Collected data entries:
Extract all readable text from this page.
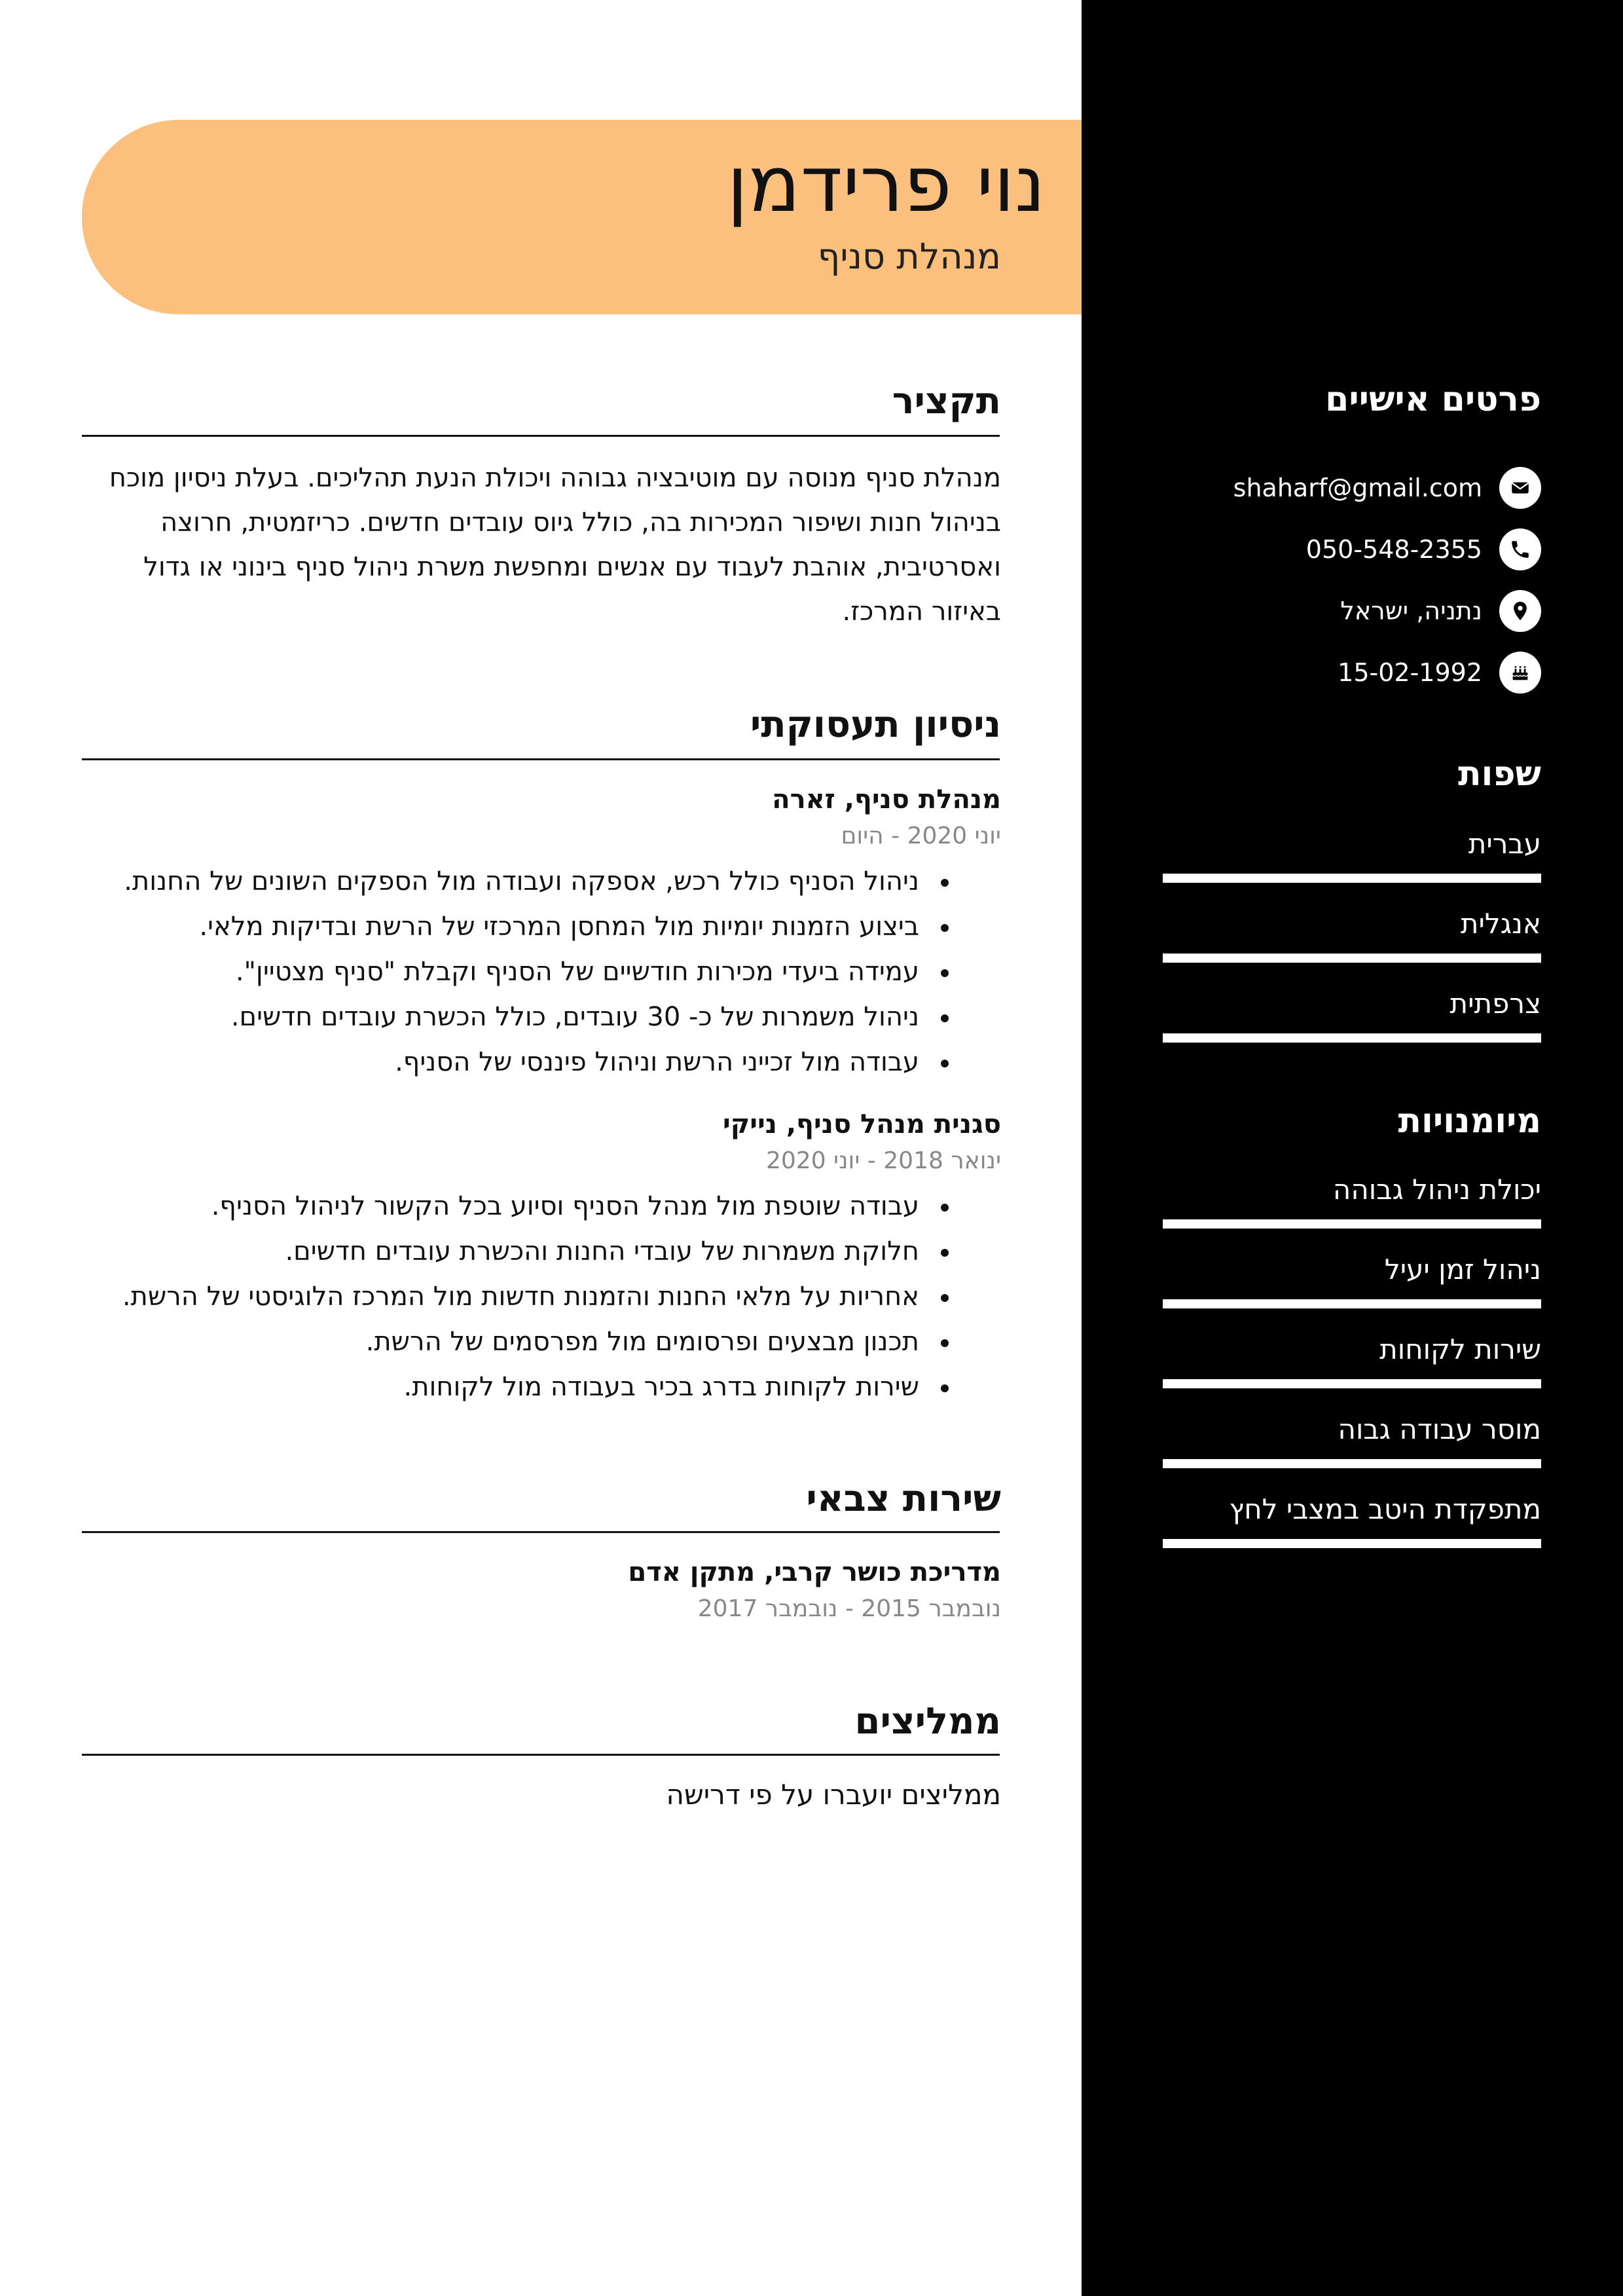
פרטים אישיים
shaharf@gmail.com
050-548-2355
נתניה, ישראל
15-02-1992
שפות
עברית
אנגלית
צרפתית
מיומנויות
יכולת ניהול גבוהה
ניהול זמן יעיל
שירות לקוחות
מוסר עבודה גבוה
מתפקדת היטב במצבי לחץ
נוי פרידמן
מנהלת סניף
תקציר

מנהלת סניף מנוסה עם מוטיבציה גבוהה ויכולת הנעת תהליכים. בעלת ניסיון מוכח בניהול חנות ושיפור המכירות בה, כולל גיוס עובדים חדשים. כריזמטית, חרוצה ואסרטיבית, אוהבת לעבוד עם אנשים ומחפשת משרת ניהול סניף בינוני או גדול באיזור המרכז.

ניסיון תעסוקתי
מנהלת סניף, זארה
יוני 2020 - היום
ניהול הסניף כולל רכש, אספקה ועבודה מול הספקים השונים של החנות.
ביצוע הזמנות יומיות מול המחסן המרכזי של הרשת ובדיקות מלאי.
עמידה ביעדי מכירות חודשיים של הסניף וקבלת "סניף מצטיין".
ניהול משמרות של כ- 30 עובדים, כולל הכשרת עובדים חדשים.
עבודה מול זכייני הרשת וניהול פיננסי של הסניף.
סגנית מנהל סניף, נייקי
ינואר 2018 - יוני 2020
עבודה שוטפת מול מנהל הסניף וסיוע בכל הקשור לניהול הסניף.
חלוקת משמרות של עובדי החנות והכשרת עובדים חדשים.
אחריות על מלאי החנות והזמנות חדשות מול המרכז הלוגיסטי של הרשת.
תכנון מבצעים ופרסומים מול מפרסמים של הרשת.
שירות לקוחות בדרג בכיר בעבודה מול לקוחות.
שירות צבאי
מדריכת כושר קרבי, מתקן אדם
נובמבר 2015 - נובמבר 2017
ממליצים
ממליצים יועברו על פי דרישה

Task prompt:
Set down every record once more, word for word, without pictures.

Response for this exercise:
Extract all readable text from this page.
פרטים אישיים
shaharf@gmail.com
050-548-2355
נתניה, ישראל
15-02-1992
שפות
עברית
אנגלית
צרפתית
מיומנויות
יכולת ניהול גבוהה
ניהול זמן יעיל
שירות לקוחות
מוסר עבודה גבוה
מתפקדת היטב במצבי לחץ
נוי פרידמן
מנהלת סניף
תקציר

מנהלת סניף מנוסה עם מוטיבציה גבוהה ויכולת הנעת תהליכים. בעלת ניסיון מוכח בניהול חנות ושיפור המכירות בה, כולל גיוס עובדים חדשים. כריזמטית, חרוצה ואסרטיבית, אוהבת לעבוד עם אנשים ומחפשת משרת ניהול סניף בינוני או גדול באיזור המרכז.

ניסיון תעסוקתי
מנהלת סניף, זארה
יוני 2020 - היום
ניהול הסניף כולל רכש, אספקה ועבודה מול הספקים השונים של החנות.
ביצוע הזמנות יומיות מול המחסן המרכזי של הרשת ובדיקות מלאי.
עמידה ביעדי מכירות חודשיים של הסניף וקבלת "סניף מצטיין".
ניהול משמרות של כ- 30 עובדים, כולל הכשרת עובדים חדשים.
עבודה מול זכייני הרשת וניהול פיננסי של הסניף.
סגנית מנהל סניף, נייקי
ינואר 2018 - יוני 2020
עבודה שוטפת מול מנהל הסניף וסיוע בכל הקשור לניהול הסניף.
חלוקת משמרות של עובדי החנות והכשרת עובדים חדשים.
אחריות על מלאי החנות והזמנות חדשות מול המרכז הלוגיסטי של הרשת.
תכנון מבצעים ופרסומים מול מפרסמים של הרשת.
שירות לקוחות בדרג בכיר בעבודה מול לקוחות.
שירות צבאי
מדריכת כושר קרבי, מתקן אדם
נובמבר 2015 - נובמבר 2017
ממליצים
ממליצים יועברו על פי דרישה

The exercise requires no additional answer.